***** Texte à lire

La start-up russe Yota Devices vient de lancer un smartphone à double écran tactile. Son directeur veut jouer la carte de la nouveauté pour s’installer parmi les géants Apple ou Samsung.
Le Yota Phone est un smartphone biface. Côté pile : un écran classique ; côté face : une liseuse à encre électronique – DR
Ciao Nokia, bienvenue Yota. Trois mois exactement après la vente du dernier fabricant de mobiles européen à Microsoft , une start-up russe reprend le flambeau pour le vieux continent. Yota Devices a présenté hier à Moscou son « Yota Phone », un Android réversible : pile, un écran classique de smartphone tactile, face, une liseuse à l’encre électronique, économe en énergie et qui ne fatigue pas les yeux. Le tout dans un design soigné, légèrement bombé, avec un bon processeur, une caméra honnête et la 4G, pour 499 euros.
Le fabricant a commencé à livrer les 10.000 premiers exemplaires hier, pour l’instant exclusivement sur le marché russe, où il a fait affaire avec les deux principales chaînes de distributeurs spécialisés, Sviaznoy et Evrocet.

**********

= Consignes =
A. Répondez à ces questions sur le texte consacré au Yota Phone :
(i) À quel prix le Yota Phone est-il vendu ?
(ii) Dans quelle ville Yota Devices a-t-il présenté son appareil ?
(iii) Avec quelles chaînes de distributeurs le fabricant a-t-il fait affaire en Russie ?
B. Poursuivez le texte sur le Yota Phone après sa dernière phrase.

***** Données

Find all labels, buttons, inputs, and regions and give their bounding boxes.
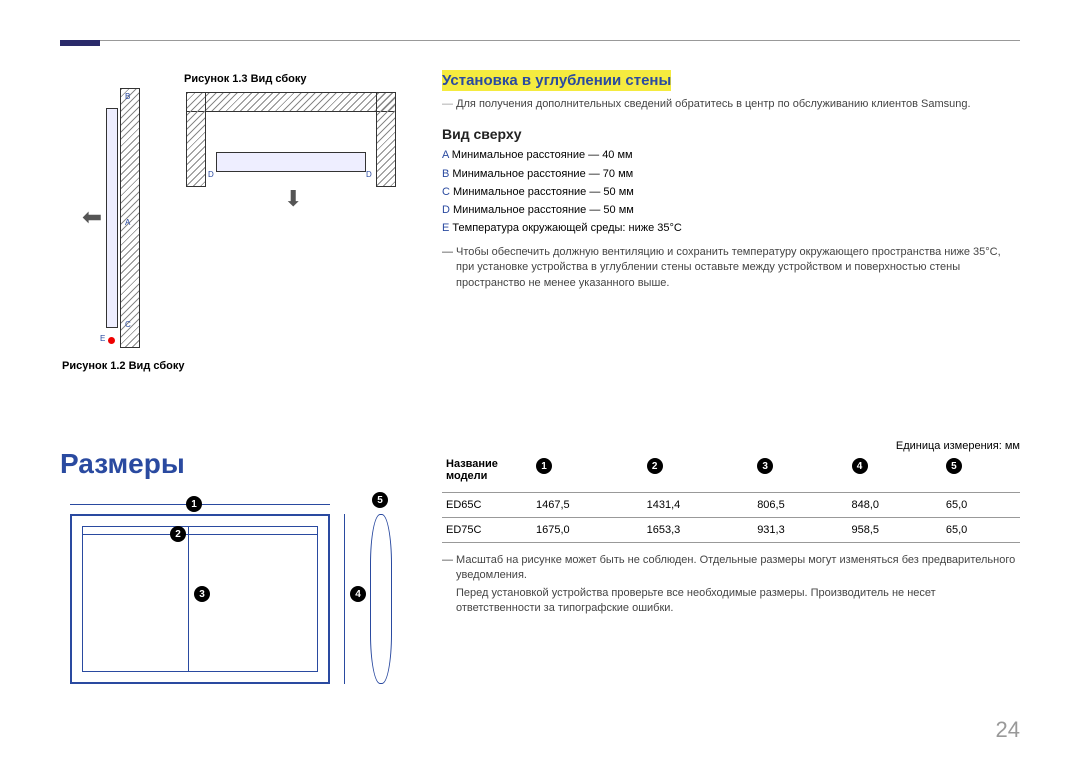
dimensions-table-wrap: Название модели 1 2 3 4 5 ED65C 1467,5 1… <box>442 452 1020 619</box>
col-2-icon: 2 <box>647 458 663 474</box>
side-profile-outline <box>370 514 392 684</box>
label-C: C <box>125 320 131 329</box>
top-wall-top <box>186 92 396 112</box>
header-rule <box>60 40 1020 41</box>
side-panel <box>106 108 118 328</box>
cell: 65,0 <box>942 493 1020 518</box>
distance-text: Температура окружающей среды: ниже 35°C <box>452 222 681 234</box>
cell-model: ED75C <box>442 518 532 543</box>
distance-item: E Температура окружающей среды: ниже 35°… <box>442 219 1020 237</box>
cell: 848,0 <box>848 493 942 518</box>
label-B: B <box>125 92 130 101</box>
callout-3-icon: 3 <box>194 586 210 602</box>
distance-item: D Минимальное расстояние — 50 мм <box>442 201 1020 219</box>
top-wall-left <box>186 92 206 187</box>
distance-text: Минимальное расстояние — 50 мм <box>453 186 634 198</box>
temperature-dot-icon <box>108 337 115 344</box>
side-arrow-icon: ⬅ <box>82 203 102 232</box>
col-4-icon: 4 <box>852 458 868 474</box>
cell-model: ED65C <box>442 493 532 518</box>
table-note-2: Перед установкой устройства проверьте вс… <box>442 586 1020 617</box>
distance-key: B <box>442 168 449 180</box>
distance-text: Минимальное расстояние — 70 мм <box>452 168 633 180</box>
distance-text: Минимальное расстояние — 50 мм <box>453 204 634 216</box>
distance-list: A Минимальное расстояние — 40 мм B Миним… <box>442 146 1020 237</box>
header-col: 2 <box>643 452 754 493</box>
note-dash: ― <box>442 98 453 110</box>
top-view-heading: Вид сверху <box>442 126 1020 142</box>
figure-1-2-caption: Рисунок 1.2 Вид сбоку <box>62 360 184 372</box>
cell: 65,0 <box>942 518 1020 543</box>
distance-item: A Минимальное расстояние — 40 мм <box>442 146 1020 164</box>
unit-label: Единица измерения: мм <box>896 440 1020 452</box>
label-A: A <box>125 218 130 227</box>
distance-key: C <box>442 186 450 198</box>
distance-item: C Минимальное расстояние — 50 мм <box>442 183 1020 201</box>
header-accent <box>60 40 100 46</box>
figure-1-3-caption: Рисунок 1.3 Вид сбоку <box>184 73 306 85</box>
cell: 1431,4 <box>643 493 754 518</box>
section-title: Установка в углублении стены <box>442 70 671 91</box>
service-note: ― Для получения дополнительных сведений … <box>442 97 1020 112</box>
col-3-icon: 3 <box>757 458 773 474</box>
header-model: Название модели <box>442 452 532 493</box>
label-E: E <box>100 334 105 343</box>
header-col: 1 <box>532 452 643 493</box>
page-number: 24 <box>996 717 1020 743</box>
table-header-row: Название модели 1 2 3 4 5 <box>442 452 1020 493</box>
dimensions-title: Размеры <box>60 448 185 480</box>
distance-item: B Минимальное расстояние — 70 мм <box>442 165 1020 183</box>
callout-4-icon: 4 <box>350 586 366 602</box>
top-panel <box>216 152 366 172</box>
cell: 1653,3 <box>643 518 754 543</box>
distance-key: A <box>442 149 449 161</box>
callout-2-icon: 2 <box>170 526 186 542</box>
distance-key: D <box>442 204 450 216</box>
figure-1-2-side: ⬅ B A C E <box>80 88 140 348</box>
callout-5-icon: 5 <box>372 492 388 508</box>
cell: 958,5 <box>848 518 942 543</box>
ventilation-note: ― Чтобы обеспечить должную вентиляцию и … <box>442 245 1020 291</box>
dimensions-figure: 1 2 3 4 5 <box>60 496 400 696</box>
table-note-1: ― Масштаб на рисунке может быть не соблю… <box>442 553 1020 584</box>
cell: 1675,0 <box>532 518 643 543</box>
dim-arrow-2 <box>82 534 318 535</box>
table-row: ED75C 1675,0 1653,3 931,3 958,5 65,0 <box>442 518 1020 543</box>
dimensions-table: Название модели 1 2 3 4 5 ED65C 1467,5 1… <box>442 452 1020 543</box>
top-wall-right <box>376 92 396 187</box>
label-D-left: D <box>208 170 214 179</box>
dim-arrow-4 <box>344 514 345 684</box>
content-column: Установка в углублении стены ― Для получ… <box>442 70 1020 291</box>
side-profile <box>370 514 392 684</box>
table-notes: ― Масштаб на рисунке может быть не соблю… <box>442 553 1020 617</box>
cell: 931,3 <box>753 518 847 543</box>
col-1-icon: 1 <box>536 458 552 474</box>
dim-arrow-3 <box>188 526 189 672</box>
label-D-right: D <box>366 170 372 179</box>
col-5-icon: 5 <box>946 458 962 474</box>
figure-1-3-top: D D ⬇ <box>186 92 396 202</box>
callout-1-icon: 1 <box>186 496 202 512</box>
cell: 806,5 <box>753 493 847 518</box>
top-arrow-icon: ⬇ <box>284 186 302 212</box>
distance-key: E <box>442 222 449 234</box>
distance-text: Минимальное расстояние — 40 мм <box>452 149 633 161</box>
header-col: 3 <box>753 452 847 493</box>
cell: 1467,5 <box>532 493 643 518</box>
service-note-text: Для получения дополнительных сведений об… <box>456 98 971 110</box>
header-col: 4 <box>848 452 942 493</box>
header-col: 5 <box>942 452 1020 493</box>
table-row: ED65C 1467,5 1431,4 806,5 848,0 65,0 <box>442 493 1020 518</box>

**********

= Réponses =
A.
(i) 499 euros.
(ii) À Moscou.
(iii) Avec Sviaznoy et Evrocet.

B.
Le smartphone biface est également en vente sur yotaphone.com en Autriche, en France, en Espagne, en Allemagne, et au cours des trois prochains mois il devrait arriver en boutique en Europe de l’Ouest ainsi qu’en Egypte et en Arabie saoudite. Orange, SFR et Bouygues Telecom testent l’appareil en vue de le distribuer éventuellement.
Ce terminal est le fruit de deux ans et demi de développement, explique Vlad Martynov, le directeur général de Yota Devices : « Nous avons réussi à construire l’équipe (80 personnes), bâtir l’écosystème, trouver des fournisseurs encore plus rapidement que Nokia au lancement de son Communicator il y a dix ans ! ».
La petite société a financé cette innovation avec les bénéfices tirés de la vente de ses routeurs et modems 4G (3 millions d’exemplaires vendus en trois ans, et 6% de part de marché mondial), mais aussi grâce aux apports de son actionnaire Woodenfish. Ce fonds d’investissement local détient quasiment la totalité du capital.
Il est devenu riche cette année en vendant l’opérateur 4G Yota, dont est issu Yota Devices, à un grand opérateur mobile russe nommé Megafon.
Cet investisseur de l’ombre a décliné la marque Yota un peu à la façon d’un Virgin, dans le jeu ou la banque. Le montant investi n’a pas été précisé. «C’est beaucoup moins que les grands du smartphone », commente juste Vlad Martynov.
Jouer une nouvelle carte
La capacité de Yota à percer parmi les mastodontes Apple, Samsung, LG, etc, reste à prouver, même sur une niche du marché.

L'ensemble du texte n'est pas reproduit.